■ Entries supplied:
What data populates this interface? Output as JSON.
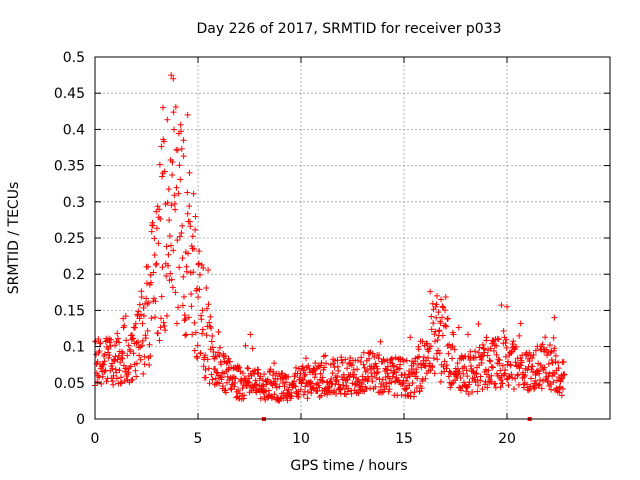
{
  "chart_data": {
    "type": "scatter",
    "title": "Day 226 of 2017, SRMTID for receiver p033",
    "xlabel": "GPS time / hours",
    "ylabel": "SRMTID / TECUs",
    "xlim": [
      0,
      25
    ],
    "ylim": [
      0,
      0.5
    ],
    "grid": true,
    "x_ticks": [
      "0",
      "5",
      "10",
      "15",
      "20"
    ],
    "x_tick_values": [
      0,
      5,
      10,
      15,
      20
    ],
    "y_ticks": [
      "0",
      "0.05",
      "0.1",
      "0.15",
      "0.2",
      "0.25",
      "0.3",
      "0.35",
      "0.4",
      "0.45",
      "0.5"
    ],
    "y_tick_values": [
      0,
      0.05,
      0.1,
      0.15,
      0.2,
      0.25,
      0.3,
      0.35,
      0.4,
      0.45,
      0.5
    ],
    "marker": "plus",
    "color": "#ff0000",
    "series": [
      {
        "name": "SRMTID",
        "x_range_hours": [
          0,
          22.8
        ],
        "baseline_profile": [
          {
            "t": 0.0,
            "v": 0.075
          },
          {
            "t": 1.0,
            "v": 0.085
          },
          {
            "t": 2.0,
            "v": 0.095
          },
          {
            "t": 2.5,
            "v": 0.14
          },
          {
            "t": 3.0,
            "v": 0.22
          },
          {
            "t": 3.5,
            "v": 0.27
          },
          {
            "t": 3.8,
            "v": 0.29
          },
          {
            "t": 4.3,
            "v": 0.26
          },
          {
            "t": 4.8,
            "v": 0.2
          },
          {
            "t": 5.3,
            "v": 0.13
          },
          {
            "t": 5.8,
            "v": 0.07
          },
          {
            "t": 7.0,
            "v": 0.05
          },
          {
            "t": 9.0,
            "v": 0.045
          },
          {
            "t": 11.0,
            "v": 0.055
          },
          {
            "t": 13.0,
            "v": 0.065
          },
          {
            "t": 14.5,
            "v": 0.06
          },
          {
            "t": 15.5,
            "v": 0.055
          },
          {
            "t": 16.5,
            "v": 0.11
          },
          {
            "t": 17.0,
            "v": 0.1
          },
          {
            "t": 18.0,
            "v": 0.06
          },
          {
            "t": 19.0,
            "v": 0.075
          },
          {
            "t": 20.0,
            "v": 0.08
          },
          {
            "t": 21.0,
            "v": 0.065
          },
          {
            "t": 22.0,
            "v": 0.075
          },
          {
            "t": 22.8,
            "v": 0.055
          }
        ],
        "peaks": [
          {
            "x": 3.7,
            "y": 0.475
          },
          {
            "x": 3.8,
            "y": 0.47
          },
          {
            "x": 4.5,
            "y": 0.42
          },
          {
            "x": 4.3,
            "y": 0.385
          },
          {
            "x": 3.3,
            "y": 0.43
          },
          {
            "x": 16.6,
            "y": 0.17
          },
          {
            "x": 16.8,
            "y": 0.165
          },
          {
            "x": 20.0,
            "y": 0.155
          },
          {
            "x": 22.3,
            "y": 0.14
          }
        ],
        "tick_markers_on_axis": [
          8.2,
          21.1
        ]
      }
    ]
  }
}
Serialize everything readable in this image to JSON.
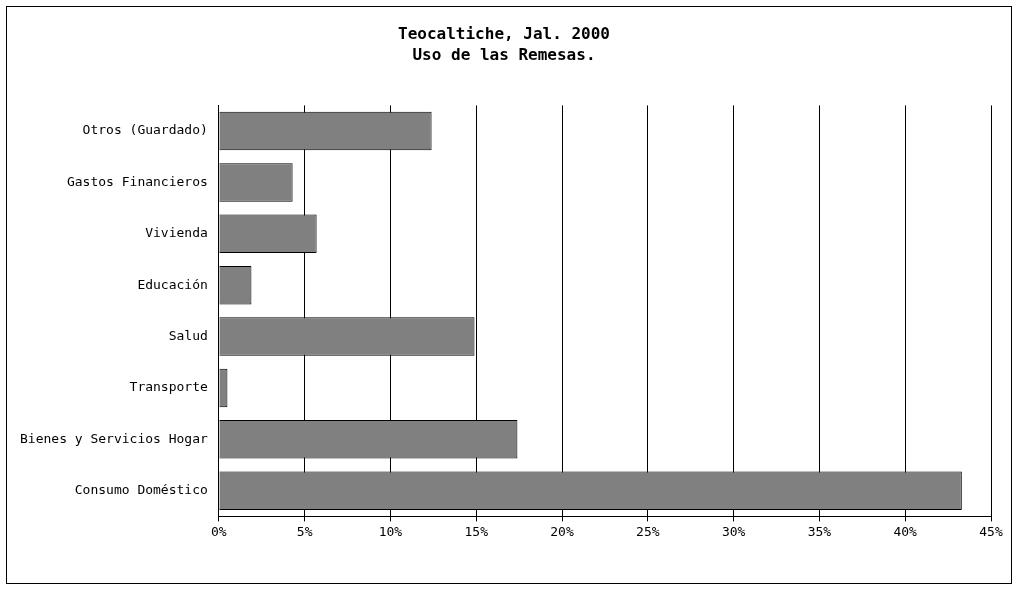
{
  "chart_data": {
    "type": "bar",
    "orientation": "horizontal",
    "title": "Teocaltiche, Jal. 2000",
    "subtitle": "Uso de las Remesas.",
    "categories": [
      "Otros (Guardado)",
      "Gastos Financieros",
      "Vivienda",
      "Educación",
      "Salud",
      "Transporte",
      "Bienes y Servicios Hogar",
      "Consumo Doméstico"
    ],
    "values": [
      12.4,
      4.3,
      5.7,
      1.9,
      14.9,
      0.5,
      17.4,
      43.3
    ],
    "color": "#808080",
    "xlim": [
      0,
      45
    ],
    "xticks": [
      {
        "value": 0,
        "label": "0%"
      },
      {
        "value": 5,
        "label": "5%"
      },
      {
        "value": 10,
        "label": "10%"
      },
      {
        "value": 15,
        "label": "15%"
      },
      {
        "value": 20,
        "label": "20%"
      },
      {
        "value": 25,
        "label": "25%"
      },
      {
        "value": 30,
        "label": "30%"
      },
      {
        "value": 35,
        "label": "35%"
      },
      {
        "value": 40,
        "label": "40%"
      },
      {
        "value": 45,
        "label": "45%"
      }
    ],
    "grid": "x"
  }
}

■ Description of the task: Check each line of the records above for the string "this", and report every line that has it.

■ Task answer:
What data populates this interface? Output as JSON.
Serialize everything readable in this image to JSON.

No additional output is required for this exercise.